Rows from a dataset
+--
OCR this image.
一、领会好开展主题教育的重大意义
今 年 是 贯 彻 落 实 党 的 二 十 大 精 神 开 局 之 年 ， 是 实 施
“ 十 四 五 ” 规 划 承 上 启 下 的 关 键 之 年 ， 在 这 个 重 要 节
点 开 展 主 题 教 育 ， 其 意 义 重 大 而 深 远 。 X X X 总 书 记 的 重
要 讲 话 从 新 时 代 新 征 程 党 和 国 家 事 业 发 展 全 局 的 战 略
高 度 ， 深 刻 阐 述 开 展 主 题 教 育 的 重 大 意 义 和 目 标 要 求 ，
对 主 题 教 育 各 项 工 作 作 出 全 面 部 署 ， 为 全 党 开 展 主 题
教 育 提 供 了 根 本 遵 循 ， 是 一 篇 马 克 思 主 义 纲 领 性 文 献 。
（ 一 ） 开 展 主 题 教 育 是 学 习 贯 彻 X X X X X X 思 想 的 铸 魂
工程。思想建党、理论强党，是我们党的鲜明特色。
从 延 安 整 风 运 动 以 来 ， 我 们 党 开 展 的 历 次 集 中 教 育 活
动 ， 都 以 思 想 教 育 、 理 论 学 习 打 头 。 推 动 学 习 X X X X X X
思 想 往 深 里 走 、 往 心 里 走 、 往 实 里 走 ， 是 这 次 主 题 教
+--
Task goal:
Copy every record exactly, with nothing added or dropped.

The reply:
OCR this image.
一、领会好开展主题教育的重大意义
今 年 是 贯 彻 落 实 党 的 二 十 大 精 神 开 局 之 年 ， 是 实 施
“ 十 四 五 ” 规 划 承 上 启 下 的 关 键 之 年 ， 在 这 个 重 要 节
点 开 展 主 题 教 育 ， 其 意 义 重 大 而 深 远 。 X X X 总 书 记 的 重
要 讲 话 从 新 时 代 新 征 程 党 和 国 家 事 业 发 展 全 局 的 战 略
高 度 ， 深 刻 阐 述 开 展 主 题 教 育 的 重 大 意 义 和 目 标 要 求 ，
对 主 题 教 育 各 项 工 作 作 出 全 面 部 署 ， 为 全 党 开 展 主 题
教 育 提 供 了 根 本 遵 循 ， 是 一 篇 马 克 思 主 义 纲 领 性 文 献 。
（ 一 ） 开 展 主 题 教 育 是 学 习 贯 彻 X X X X X X 思 想 的 铸 魂
工程。思想建党、理论强党，是我们党的鲜明特色。
从 延 安 整 风 运 动 以 来 ， 我 们 党 开 展 的 历 次 集 中 教 育 活
动 ， 都 以 思 想 教 育 、 理 论 学 习 打 头 。 推 动 学 习 X X X X X X
思 想 往 深 里 走 、 往 心 里 走 、 往 实 里 走 ， 是 这 次 主 题 教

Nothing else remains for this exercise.